> DIRECTION:
Images must not appear in your copy; reproduce every other part of the records exactly.

(Data records)
# # # # #

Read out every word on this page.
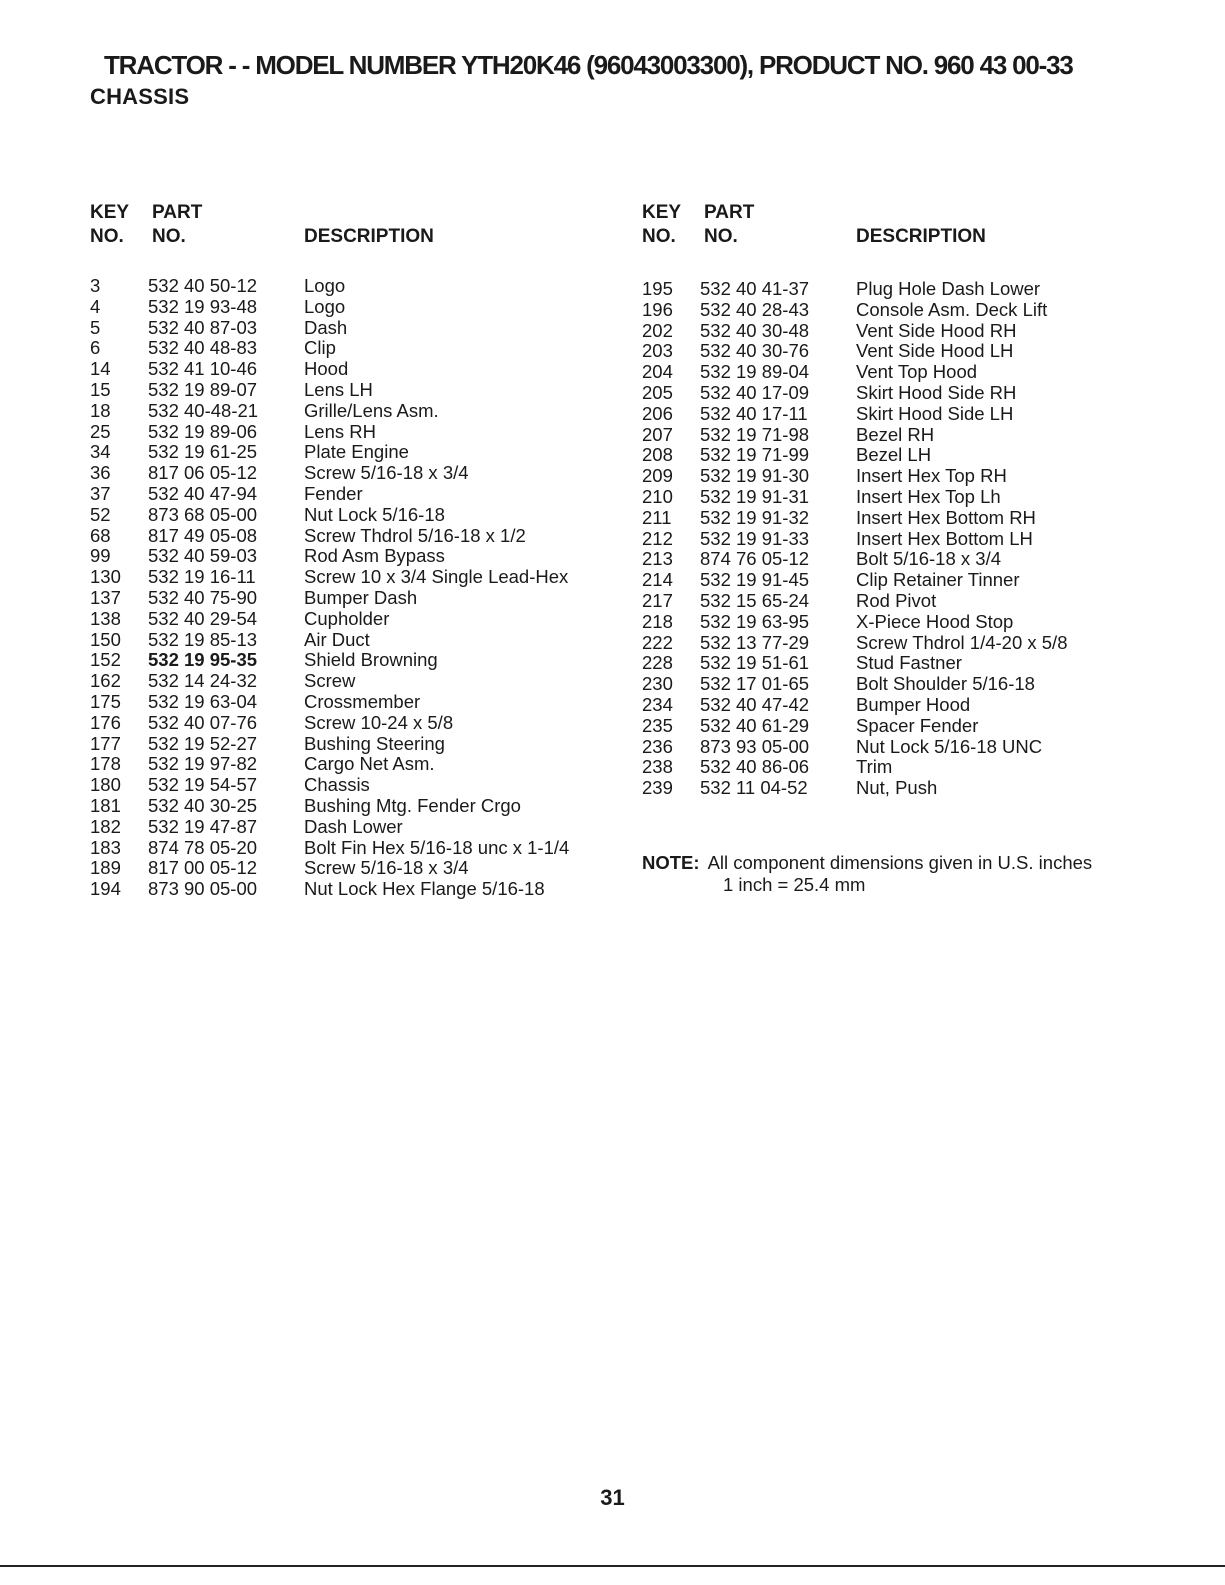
TRACTOR - - MODEL NUMBER YTH20K46 (96043003300), PRODUCT NO. 960 43 00-33
CHASSIS
KEY
NO.
PART
NO.	DESCRIPTION
3	532 40 50-12	Logo
4	532 19 93-48	Logo
5	532 40 87-03	Dash
6	532 40 48-83	Clip
14 532 41 10-46	Hood
15 532 19 89-07	Lens LH
18 532 40-48-21 Grille/Lens Asm.
25 532 19 89-06	Lens RH
34 532 19 61-25	Plate Engine
36 817 06 05-12	Screw 5/16-18 x 3/4
37 532 40 47-94	Fender
52 873 68 05-00	Nut Lock 5/16-18
68 817 49 05-08	Screw Thdrol 5/16-18 x 1/2
99 532 40 59-03	Rod Asm Bypass
130 532 19 16-11	Screw 10 x 3/4 Single Lead-Hex
137 532 40 75-90	Bumper Dash
138 532 40 29-54	Cupholder
150 532 19 85-13	Air Duct
152 532 19 95-35	Shield Browning
162 532 14 24-32	Screw
175 532 19 63-04	Crossmember
176 532 40 07-76	Screw 10-24 x 5/8
177 532 19 52-27	Bushing Steering
178 532 19 97-82	Cargo Net Asm.
180 532 19 54-57	Chassis
181 532 40 30-25	Bushing Mtg. Fender Crgo
182 532 19 47-87	Dash Lower
183 874 78 05-20	Bolt Fin Hex 5/16-18 unc x 1-1/4
189 817 00 05-12	Screw 5/16-18 x 3/4
194 873 90 05-00	Nut Lock Hex Flange 5/16-18
KEY
NO.
PART
NO.	DESCRIPTION
195 532 40 41-37	Plug Hole Dash Lower
196 532 40 28-43	Console Asm. Deck Lift
202 532 40 30-48	Vent Side Hood RH
203 532 40 30-76	Vent Side Hood LH
204 532 19 89-04	Vent Top Hood
205 532 40 17-09	Skirt Hood Side RH
206 532 40 17-11	Skirt Hood Side LH
207 532 19 71-98	Bezel RH
208 532 19 71-99	Bezel LH
209 532 19 91-30	Insert Hex Top RH
210 532 19 91-31	Insert Hex Top Lh
211 532 19 91-32	Insert Hex Bottom RH
212 532 19 91-33	Insert Hex Bottom LH
213 874 76 05-12	Bolt 5/16-18 x 3/4
214 532 19 91-45	Clip Retainer Tinner
217 532 15 65-24	Rod Pivot
218 532 19 63-95	X-Piece Hood Stop
222 532 13 77-29	Screw Thdrol 1/4-20 x 5/8
228 532 19 51-61	Stud Fastner
230 532 17 01-65	Bolt Shoulder 5/16-18
234 532 40 47-42	Bumper Hood
235 532 40 61-29	Spacer Fender
236 873 93 05-00	Nut Lock 5/16-18 UNC
238 532 40 86-06	Trim
239 532 11 04-52	Nut, Push
NOTE: All component dimensions given in U.S. inches
1 inch = 25.4 mm
31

# # # # #

> TASK ANSWER:
Read out every word on this page.
TRACTOR - - MODEL NUMBER YTH20K46 (96043003300), PRODUCT NO. 960 43 00-33
CHASSIS
KEY
NO.
PART
NO.	DESCRIPTION
3	532 40 50-12	Logo
4	532 19 93-48	Logo
5	532 40 87-03	Dash
6	532 40 48-83	Clip
14 532 41 10-46	Hood
15 532 19 89-07	Lens LH
18 532 40-48-21 Grille/Lens Asm.
25 532 19 89-06	Lens RH
34 532 19 61-25	Plate Engine
36 817 06 05-12	Screw 5/16-18 x 3/4
37 532 40 47-94	Fender
52 873 68 05-00	Nut Lock 5/16-18
68 817 49 05-08	Screw Thdrol 5/16-18 x 1/2
99 532 40 59-03	Rod Asm Bypass
130 532 19 16-11	Screw 10 x 3/4 Single Lead-Hex
137 532 40 75-90	Bumper Dash
138 532 40 29-54	Cupholder
150 532 19 85-13	Air Duct
152 532 19 95-35	Shield Browning
162 532 14 24-32	Screw
175 532 19 63-04	Crossmember
176 532 40 07-76	Screw 10-24 x 5/8
177 532 19 52-27	Bushing Steering
178 532 19 97-82	Cargo Net Asm.
180 532 19 54-57	Chassis
181 532 40 30-25	Bushing Mtg. Fender Crgo
182 532 19 47-87	Dash Lower
183 874 78 05-20	Bolt Fin Hex 5/16-18 unc x 1-1/4
189 817 00 05-12	Screw 5/16-18 x 3/4
194 873 90 05-00	Nut Lock Hex Flange 5/16-18
KEY
NO.
PART
NO.	DESCRIPTION
195 532 40 41-37	Plug Hole Dash Lower
196 532 40 28-43	Console Asm. Deck Lift
202 532 40 30-48	Vent Side Hood RH
203 532 40 30-76	Vent Side Hood LH
204 532 19 89-04	Vent Top Hood
205 532 40 17-09	Skirt Hood Side RH
206 532 40 17-11	Skirt Hood Side LH
207 532 19 71-98	Bezel RH
208 532 19 71-99	Bezel LH
209 532 19 91-30	Insert Hex Top RH
210 532 19 91-31	Insert Hex Top Lh
211 532 19 91-32	Insert Hex Bottom RH
212 532 19 91-33	Insert Hex Bottom LH
213 874 76 05-12	Bolt 5/16-18 x 3/4
214 532 19 91-45	Clip Retainer Tinner
217 532 15 65-24	Rod Pivot
218 532 19 63-95	X-Piece Hood Stop
222 532 13 77-29	Screw Thdrol 1/4-20 x 5/8
228 532 19 51-61	Stud Fastner
230 532 17 01-65	Bolt Shoulder 5/16-18
234 532 40 47-42	Bumper Hood
235 532 40 61-29	Spacer Fender
236 873 93 05-00	Nut Lock 5/16-18 UNC
238 532 40 86-06	Trim
239 532 11 04-52	Nut, Push
NOTE: All component dimensions given in U.S. inches
1 inch = 25.4 mm
31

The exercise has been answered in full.